#### Work required:
Update the records below by replacing every occurrence of "ring-dot" with "ring-marker". Reproduce all lines in full and leave everything else unchanged.

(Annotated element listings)
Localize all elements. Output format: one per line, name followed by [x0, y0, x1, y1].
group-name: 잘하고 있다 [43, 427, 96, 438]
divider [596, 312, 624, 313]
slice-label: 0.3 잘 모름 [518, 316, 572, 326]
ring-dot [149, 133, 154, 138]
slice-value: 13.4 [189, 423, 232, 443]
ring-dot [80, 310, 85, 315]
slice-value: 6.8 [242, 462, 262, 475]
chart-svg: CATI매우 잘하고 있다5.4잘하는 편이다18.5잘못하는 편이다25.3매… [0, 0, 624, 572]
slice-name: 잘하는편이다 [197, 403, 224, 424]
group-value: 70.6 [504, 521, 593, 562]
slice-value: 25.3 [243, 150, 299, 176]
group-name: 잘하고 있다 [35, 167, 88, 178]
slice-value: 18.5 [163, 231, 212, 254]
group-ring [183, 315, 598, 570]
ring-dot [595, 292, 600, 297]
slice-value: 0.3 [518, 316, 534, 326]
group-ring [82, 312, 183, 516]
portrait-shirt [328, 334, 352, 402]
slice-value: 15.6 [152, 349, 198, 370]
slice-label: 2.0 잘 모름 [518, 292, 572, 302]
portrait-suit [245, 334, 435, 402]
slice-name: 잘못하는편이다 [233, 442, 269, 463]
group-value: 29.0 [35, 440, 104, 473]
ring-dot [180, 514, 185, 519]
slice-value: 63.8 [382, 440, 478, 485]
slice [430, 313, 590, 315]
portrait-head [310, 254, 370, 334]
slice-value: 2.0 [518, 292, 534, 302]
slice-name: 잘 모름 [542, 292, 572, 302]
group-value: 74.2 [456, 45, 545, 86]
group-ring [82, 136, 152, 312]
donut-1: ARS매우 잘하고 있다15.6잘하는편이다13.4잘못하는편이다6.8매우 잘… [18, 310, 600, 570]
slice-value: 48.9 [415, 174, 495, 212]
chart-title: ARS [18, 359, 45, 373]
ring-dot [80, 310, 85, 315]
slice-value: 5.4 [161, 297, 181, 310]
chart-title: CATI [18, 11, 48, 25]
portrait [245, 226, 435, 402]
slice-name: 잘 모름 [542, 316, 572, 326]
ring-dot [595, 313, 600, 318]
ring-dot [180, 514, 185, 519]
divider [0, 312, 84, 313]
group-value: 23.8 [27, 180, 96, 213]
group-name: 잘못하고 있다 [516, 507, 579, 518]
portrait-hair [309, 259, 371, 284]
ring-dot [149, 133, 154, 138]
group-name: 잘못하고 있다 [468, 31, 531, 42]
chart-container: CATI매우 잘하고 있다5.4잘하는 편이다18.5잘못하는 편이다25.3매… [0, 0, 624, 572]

#### In response:
Localize all elements. Output format: one per line, name followed by [x0, y0, x1, y1].
group-name: 잘하고 있다 [43, 427, 96, 438]
divider [596, 312, 624, 313]
slice-label: 0.3 잘 모름 [518, 316, 572, 326]
ring-marker [149, 133, 154, 138]
slice-value: 13.4 [189, 423, 232, 443]
ring-marker [80, 310, 85, 315]
slice-value: 6.8 [242, 462, 262, 475]
chart-svg: CATI매우 잘하고 있다5.4잘하는 편이다18.5잘못하는 편이다25.3매… [0, 0, 624, 572]
slice-name: 잘하는편이다 [197, 403, 224, 424]
group-value: 70.6 [504, 521, 593, 562]
slice-value: 25.3 [243, 150, 299, 176]
group-name: 잘하고 있다 [35, 167, 88, 178]
slice-value: 18.5 [163, 231, 212, 254]
group-ring [183, 315, 598, 570]
ring-marker [595, 292, 600, 297]
slice-value: 0.3 [518, 316, 534, 326]
group-ring [82, 312, 183, 516]
portrait-shirt [328, 334, 352, 402]
slice-value: 15.6 [152, 349, 198, 370]
slice-label: 2.0 잘 모름 [518, 292, 572, 302]
portrait-suit [245, 334, 435, 402]
slice-name: 잘못하는편이다 [233, 442, 269, 463]
group-value: 29.0 [35, 440, 104, 473]
ring-marker [180, 514, 185, 519]
slice-value: 63.8 [382, 440, 478, 485]
slice [430, 313, 590, 315]
portrait-head [310, 254, 370, 334]
slice-value: 2.0 [518, 292, 534, 302]
slice-name: 잘 모름 [542, 292, 572, 302]
group-value: 74.2 [456, 45, 545, 86]
group-ring [82, 136, 152, 312]
donut-1: ARS매우 잘하고 있다15.6잘하는편이다13.4잘못하는편이다6.8매우 잘… [18, 310, 600, 570]
slice-value: 48.9 [415, 174, 495, 212]
chart-title: ARS [18, 359, 45, 373]
ring-marker [80, 310, 85, 315]
slice-value: 5.4 [161, 297, 181, 310]
chart-title: CATI [18, 11, 48, 25]
portrait [245, 226, 435, 402]
slice-name: 잘 모름 [542, 316, 572, 326]
ring-marker [595, 313, 600, 318]
ring-marker [180, 514, 185, 519]
divider [0, 312, 84, 313]
group-value: 23.8 [27, 180, 96, 213]
group-name: 잘못하고 있다 [516, 507, 579, 518]
portrait-hair [309, 259, 371, 284]
ring-marker [149, 133, 154, 138]
group-name: 잘못하고 있다 [468, 31, 531, 42]
chart-container: CATI매우 잘하고 있다5.4잘하는 편이다18.5잘못하는 편이다25.3매… [0, 0, 624, 572]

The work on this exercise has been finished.